• **The input**
####################

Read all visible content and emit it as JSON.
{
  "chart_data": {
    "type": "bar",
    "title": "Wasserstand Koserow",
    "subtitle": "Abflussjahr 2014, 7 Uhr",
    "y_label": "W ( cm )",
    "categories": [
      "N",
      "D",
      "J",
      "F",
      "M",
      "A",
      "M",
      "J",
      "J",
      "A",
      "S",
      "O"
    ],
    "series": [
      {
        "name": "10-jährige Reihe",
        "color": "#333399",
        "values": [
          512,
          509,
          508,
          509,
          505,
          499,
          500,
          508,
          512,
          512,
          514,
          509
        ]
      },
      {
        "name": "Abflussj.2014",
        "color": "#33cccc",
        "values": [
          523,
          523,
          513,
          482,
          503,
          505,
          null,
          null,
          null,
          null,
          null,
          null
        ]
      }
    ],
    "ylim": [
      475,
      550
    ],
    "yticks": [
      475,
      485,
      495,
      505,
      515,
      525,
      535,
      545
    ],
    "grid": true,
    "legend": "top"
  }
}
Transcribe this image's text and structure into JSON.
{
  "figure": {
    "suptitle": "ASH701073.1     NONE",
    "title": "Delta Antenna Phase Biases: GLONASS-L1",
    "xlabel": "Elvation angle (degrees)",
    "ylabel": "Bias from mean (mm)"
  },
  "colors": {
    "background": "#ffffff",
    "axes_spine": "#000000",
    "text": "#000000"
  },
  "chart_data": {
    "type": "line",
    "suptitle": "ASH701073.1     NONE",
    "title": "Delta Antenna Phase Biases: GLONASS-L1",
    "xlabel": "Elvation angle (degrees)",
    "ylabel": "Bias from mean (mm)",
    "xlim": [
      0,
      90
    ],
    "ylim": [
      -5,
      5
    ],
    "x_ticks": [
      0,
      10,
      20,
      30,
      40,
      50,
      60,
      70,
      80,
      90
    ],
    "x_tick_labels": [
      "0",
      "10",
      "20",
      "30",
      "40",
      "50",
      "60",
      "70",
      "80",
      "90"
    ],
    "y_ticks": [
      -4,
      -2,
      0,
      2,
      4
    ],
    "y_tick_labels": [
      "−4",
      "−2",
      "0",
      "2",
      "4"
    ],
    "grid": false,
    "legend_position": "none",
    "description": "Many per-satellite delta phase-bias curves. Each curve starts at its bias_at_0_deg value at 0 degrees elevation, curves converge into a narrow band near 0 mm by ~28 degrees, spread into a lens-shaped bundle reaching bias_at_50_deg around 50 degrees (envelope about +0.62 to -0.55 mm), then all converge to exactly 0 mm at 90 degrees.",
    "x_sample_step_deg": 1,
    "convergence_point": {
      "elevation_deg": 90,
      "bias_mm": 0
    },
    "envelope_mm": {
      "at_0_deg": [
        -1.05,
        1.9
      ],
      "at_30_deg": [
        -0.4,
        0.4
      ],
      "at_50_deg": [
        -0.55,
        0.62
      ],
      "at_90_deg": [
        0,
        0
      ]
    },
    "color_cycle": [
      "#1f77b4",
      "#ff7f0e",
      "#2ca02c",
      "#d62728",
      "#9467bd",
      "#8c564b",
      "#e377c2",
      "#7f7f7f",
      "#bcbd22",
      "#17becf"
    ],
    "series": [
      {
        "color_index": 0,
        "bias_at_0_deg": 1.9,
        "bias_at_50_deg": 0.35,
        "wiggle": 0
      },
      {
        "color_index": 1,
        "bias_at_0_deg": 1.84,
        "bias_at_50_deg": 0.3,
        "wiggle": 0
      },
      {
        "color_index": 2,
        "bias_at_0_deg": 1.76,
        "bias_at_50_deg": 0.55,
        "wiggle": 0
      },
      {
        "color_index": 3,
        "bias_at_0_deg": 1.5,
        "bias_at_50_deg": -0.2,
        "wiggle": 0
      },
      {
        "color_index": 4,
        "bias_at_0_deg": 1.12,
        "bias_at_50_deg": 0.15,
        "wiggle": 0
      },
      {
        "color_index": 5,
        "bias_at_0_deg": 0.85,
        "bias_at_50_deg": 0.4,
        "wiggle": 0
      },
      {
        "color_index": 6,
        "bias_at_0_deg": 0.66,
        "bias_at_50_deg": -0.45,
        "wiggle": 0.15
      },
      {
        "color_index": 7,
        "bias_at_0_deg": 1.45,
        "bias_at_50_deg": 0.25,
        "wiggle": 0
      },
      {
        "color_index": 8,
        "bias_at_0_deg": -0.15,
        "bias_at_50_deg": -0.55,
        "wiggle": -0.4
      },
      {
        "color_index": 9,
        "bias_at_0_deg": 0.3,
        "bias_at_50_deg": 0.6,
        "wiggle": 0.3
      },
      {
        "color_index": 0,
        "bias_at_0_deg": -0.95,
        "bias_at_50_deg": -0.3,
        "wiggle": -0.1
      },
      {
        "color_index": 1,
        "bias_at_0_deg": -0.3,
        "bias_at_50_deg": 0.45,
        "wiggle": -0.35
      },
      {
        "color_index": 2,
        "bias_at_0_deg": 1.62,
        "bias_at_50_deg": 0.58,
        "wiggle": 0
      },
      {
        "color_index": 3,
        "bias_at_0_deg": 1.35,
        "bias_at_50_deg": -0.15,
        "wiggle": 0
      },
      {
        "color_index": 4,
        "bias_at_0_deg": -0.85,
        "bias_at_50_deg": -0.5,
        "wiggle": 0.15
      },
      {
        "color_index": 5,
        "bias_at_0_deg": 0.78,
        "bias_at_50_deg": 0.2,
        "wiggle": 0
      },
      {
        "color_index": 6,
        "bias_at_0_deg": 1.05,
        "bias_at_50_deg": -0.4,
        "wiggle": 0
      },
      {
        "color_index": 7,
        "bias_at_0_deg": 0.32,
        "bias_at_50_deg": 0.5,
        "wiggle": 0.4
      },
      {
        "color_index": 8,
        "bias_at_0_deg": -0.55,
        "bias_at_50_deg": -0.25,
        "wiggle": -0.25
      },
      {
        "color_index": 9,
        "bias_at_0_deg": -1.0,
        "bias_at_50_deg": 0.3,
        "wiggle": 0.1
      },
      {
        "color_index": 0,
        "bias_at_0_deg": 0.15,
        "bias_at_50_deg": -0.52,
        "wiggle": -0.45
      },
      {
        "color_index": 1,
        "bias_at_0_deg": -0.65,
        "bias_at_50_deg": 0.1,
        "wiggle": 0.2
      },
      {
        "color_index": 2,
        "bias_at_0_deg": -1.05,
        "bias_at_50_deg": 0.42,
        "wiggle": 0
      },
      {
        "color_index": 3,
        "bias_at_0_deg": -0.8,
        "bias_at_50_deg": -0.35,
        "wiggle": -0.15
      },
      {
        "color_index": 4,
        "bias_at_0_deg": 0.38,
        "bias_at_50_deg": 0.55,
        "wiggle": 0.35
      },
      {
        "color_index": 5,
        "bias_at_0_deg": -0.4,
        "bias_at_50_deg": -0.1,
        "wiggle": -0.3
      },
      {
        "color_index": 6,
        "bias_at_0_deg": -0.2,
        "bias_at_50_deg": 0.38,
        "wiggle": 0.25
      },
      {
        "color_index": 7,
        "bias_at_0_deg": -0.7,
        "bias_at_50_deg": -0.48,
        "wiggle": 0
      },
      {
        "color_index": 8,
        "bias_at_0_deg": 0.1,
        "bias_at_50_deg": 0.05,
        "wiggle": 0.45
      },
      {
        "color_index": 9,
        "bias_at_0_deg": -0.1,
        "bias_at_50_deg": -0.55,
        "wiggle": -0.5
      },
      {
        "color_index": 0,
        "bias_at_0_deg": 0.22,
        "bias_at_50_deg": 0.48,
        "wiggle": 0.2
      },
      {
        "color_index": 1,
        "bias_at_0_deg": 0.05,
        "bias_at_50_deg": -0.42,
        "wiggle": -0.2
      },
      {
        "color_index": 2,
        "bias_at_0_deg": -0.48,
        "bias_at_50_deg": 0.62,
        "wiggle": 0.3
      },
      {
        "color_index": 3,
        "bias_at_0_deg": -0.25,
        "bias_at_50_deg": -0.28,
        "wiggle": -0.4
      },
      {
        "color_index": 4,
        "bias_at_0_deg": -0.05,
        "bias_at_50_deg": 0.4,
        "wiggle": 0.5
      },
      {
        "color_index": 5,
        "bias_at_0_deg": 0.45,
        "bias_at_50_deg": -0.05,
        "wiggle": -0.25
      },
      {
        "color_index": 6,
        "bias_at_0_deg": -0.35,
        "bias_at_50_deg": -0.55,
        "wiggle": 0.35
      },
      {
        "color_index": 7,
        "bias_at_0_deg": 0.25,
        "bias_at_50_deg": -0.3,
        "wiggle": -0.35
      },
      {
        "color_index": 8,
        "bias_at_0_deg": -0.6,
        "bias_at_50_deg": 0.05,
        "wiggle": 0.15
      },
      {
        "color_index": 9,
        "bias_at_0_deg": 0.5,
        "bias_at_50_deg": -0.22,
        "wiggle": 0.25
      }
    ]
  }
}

####################

• **Exercise description**
Return each line where "name" shows up.

• **Output for this exercise**
        "name": "10-jährige Reihe",
        "name": "Abflussj.2014",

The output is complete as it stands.